Instructions for the task ▸ Go through the listing beneath this task and return every line that carries the string "JSON".

Extracted material ▸
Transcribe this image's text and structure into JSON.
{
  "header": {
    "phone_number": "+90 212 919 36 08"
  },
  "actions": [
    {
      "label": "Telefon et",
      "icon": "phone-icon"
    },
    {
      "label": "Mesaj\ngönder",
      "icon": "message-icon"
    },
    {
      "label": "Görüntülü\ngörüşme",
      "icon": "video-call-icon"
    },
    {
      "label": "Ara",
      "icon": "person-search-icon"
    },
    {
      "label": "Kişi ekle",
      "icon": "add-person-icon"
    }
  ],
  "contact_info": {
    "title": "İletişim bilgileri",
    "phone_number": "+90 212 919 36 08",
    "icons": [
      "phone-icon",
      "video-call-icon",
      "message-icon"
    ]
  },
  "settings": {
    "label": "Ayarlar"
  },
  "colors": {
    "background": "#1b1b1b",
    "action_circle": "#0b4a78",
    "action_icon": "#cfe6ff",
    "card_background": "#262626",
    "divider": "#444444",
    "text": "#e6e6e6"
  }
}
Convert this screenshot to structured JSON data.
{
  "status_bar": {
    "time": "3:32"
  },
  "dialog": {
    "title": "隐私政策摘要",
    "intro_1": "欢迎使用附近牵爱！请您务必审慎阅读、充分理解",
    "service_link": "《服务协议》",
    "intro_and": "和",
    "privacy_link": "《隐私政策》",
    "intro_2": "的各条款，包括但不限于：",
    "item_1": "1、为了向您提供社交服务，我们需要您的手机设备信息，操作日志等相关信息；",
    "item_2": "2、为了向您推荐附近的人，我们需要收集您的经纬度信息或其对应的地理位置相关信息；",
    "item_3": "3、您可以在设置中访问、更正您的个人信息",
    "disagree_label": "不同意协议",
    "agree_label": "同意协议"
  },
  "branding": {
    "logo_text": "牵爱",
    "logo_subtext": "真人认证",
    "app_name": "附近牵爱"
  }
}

Solved exercise ▸
Transcribe this image's text and structure into JSON.
Convert this screenshot to structured JSON data.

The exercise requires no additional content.